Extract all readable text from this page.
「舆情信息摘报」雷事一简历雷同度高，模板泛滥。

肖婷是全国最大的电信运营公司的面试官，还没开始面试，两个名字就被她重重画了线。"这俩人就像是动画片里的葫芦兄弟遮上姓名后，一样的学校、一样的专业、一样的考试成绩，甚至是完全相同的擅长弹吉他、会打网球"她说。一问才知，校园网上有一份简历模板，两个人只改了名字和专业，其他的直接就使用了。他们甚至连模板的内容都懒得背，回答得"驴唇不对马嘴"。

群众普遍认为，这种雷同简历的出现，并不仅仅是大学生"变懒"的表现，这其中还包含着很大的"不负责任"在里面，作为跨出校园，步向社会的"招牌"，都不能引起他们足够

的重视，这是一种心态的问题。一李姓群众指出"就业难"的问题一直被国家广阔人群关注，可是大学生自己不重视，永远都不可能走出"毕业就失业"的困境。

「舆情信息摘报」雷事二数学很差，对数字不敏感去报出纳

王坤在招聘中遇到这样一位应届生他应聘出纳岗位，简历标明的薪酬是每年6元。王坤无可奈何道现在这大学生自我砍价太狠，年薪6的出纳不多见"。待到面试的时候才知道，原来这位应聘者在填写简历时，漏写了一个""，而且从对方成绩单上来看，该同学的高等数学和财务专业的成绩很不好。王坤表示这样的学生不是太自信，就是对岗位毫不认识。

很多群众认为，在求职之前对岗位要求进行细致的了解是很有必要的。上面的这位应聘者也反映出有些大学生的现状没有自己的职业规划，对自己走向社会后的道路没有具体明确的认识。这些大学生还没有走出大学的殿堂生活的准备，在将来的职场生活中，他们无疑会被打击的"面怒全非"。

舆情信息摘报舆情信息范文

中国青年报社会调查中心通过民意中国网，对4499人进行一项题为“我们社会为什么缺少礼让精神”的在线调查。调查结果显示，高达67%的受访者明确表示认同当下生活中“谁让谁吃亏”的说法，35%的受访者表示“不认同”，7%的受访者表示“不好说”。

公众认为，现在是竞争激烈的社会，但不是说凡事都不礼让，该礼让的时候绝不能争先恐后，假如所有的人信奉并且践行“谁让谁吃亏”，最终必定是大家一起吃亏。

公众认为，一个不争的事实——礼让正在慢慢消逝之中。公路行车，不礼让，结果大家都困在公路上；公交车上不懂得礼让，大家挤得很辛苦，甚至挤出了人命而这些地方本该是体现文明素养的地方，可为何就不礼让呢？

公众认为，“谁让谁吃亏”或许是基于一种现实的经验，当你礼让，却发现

• Required work:
All of the entries above should be written out again exactly.

• Result below:
Extract all readable text from this page.
「舆情信息摘报」雷事一简历雷同度高，模板泛滥。

肖婷是全国最大的电信运营公司的面试官，还没开始面试，两个名字就被她重重画了线。"这俩人就像是动画片里的葫芦兄弟遮上姓名后，一样的学校、一样的专业、一样的考试成绩，甚至是完全相同的擅长弹吉他、会打网球"她说。一问才知，校园网上有一份简历模板，两个人只改了名字和专业，其他的直接就使用了。他们甚至连模板的内容都懒得背，回答得"驴唇不对马嘴"。

群众普遍认为，这种雷同简历的出现，并不仅仅是大学生"变懒"的表现，这其中还包含着很大的"不负责任"在里面，作为跨出校园，步向社会的"招牌"，都不能引起他们足够

的重视，这是一种心态的问题。一李姓群众指出"就业难"的问题一直被国家广阔人群关注，可是大学生自己不重视，永远都不可能走出"毕业就失业"的困境。

「舆情信息摘报」雷事二数学很差，对数字不敏感去报出纳

王坤在招聘中遇到这样一位应届生他应聘出纳岗位，简历标明的薪酬是每年6元。王坤无可奈何道现在这大学生自我砍价太狠，年薪6的出纳不多见"。待到面试的时候才知道，原来这位应聘者在填写简历时，漏写了一个""，而且从对方成绩单上来看，该同学的高等数学和财务专业的成绩很不好。王坤表示这样的学生不是太自信，就是对岗位毫不认识。

很多群众认为，在求职之前对岗位要求进行细致的了解是很有必要的。上面的这位应聘者也反映出有些大学生的现状没有自己的职业规划，对自己走向社会后的道路没有具体明确的认识。这些大学生还没有走出大学的殿堂生活的准备，在将来的职场生活中，他们无疑会被打击的"面怒全非"。

舆情信息摘报舆情信息范文

中国青年报社会调查中心通过民意中国网，对4499人进行一项题为“我们社会为什么缺少礼让精神”的在线调查。调查结果显示，高达67%的受访者明确表示认同当下生活中“谁让谁吃亏”的说法，35%的受访者表示“不认同”，7%的受访者表示“不好说”。

公众认为，现在是竞争激烈的社会，但不是说凡事都不礼让，该礼让的时候绝不能争先恐后，假如所有的人信奉并且践行“谁让谁吃亏”，最终必定是大家一起吃亏。

公众认为，一个不争的事实——礼让正在慢慢消逝之中。公路行车，不礼让，结果大家都困在公路上；公交车上不懂得礼让，大家挤得很辛苦，甚至挤出了人命而这些地方本该是体现文明素养的地方，可为何就不礼让呢？

公众认为，“谁让谁吃亏”或许是基于一种现实的经验，当你礼让，却发现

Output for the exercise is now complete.